## [TASK MATERIAL]
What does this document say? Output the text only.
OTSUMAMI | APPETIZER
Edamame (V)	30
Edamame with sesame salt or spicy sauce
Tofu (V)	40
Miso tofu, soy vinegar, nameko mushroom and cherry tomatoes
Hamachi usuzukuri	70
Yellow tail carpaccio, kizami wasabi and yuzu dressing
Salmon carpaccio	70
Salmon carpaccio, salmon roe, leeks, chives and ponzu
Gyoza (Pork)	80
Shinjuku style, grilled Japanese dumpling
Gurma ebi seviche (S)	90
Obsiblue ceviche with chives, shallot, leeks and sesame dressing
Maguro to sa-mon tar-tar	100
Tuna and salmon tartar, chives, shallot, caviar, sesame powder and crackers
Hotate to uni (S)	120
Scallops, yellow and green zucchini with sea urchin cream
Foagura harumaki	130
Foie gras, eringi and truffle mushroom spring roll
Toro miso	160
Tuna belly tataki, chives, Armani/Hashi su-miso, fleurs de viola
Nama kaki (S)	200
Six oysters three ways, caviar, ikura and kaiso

## [EXERCISE AIM]
Identify every line above with the string "chives" in it. Copy those lines.

## [TASK OUTPUT]
Salmon carpaccio, salmon roe, leeks, chives and ponzu
Obsiblue ceviche with chives, shallot, leeks and sesame dressing
Tuna and salmon tartar, chives, shallot, caviar, sesame powder and crackers
Tuna belly tataki, chives, Armani/Hashi su-miso, fleurs de viola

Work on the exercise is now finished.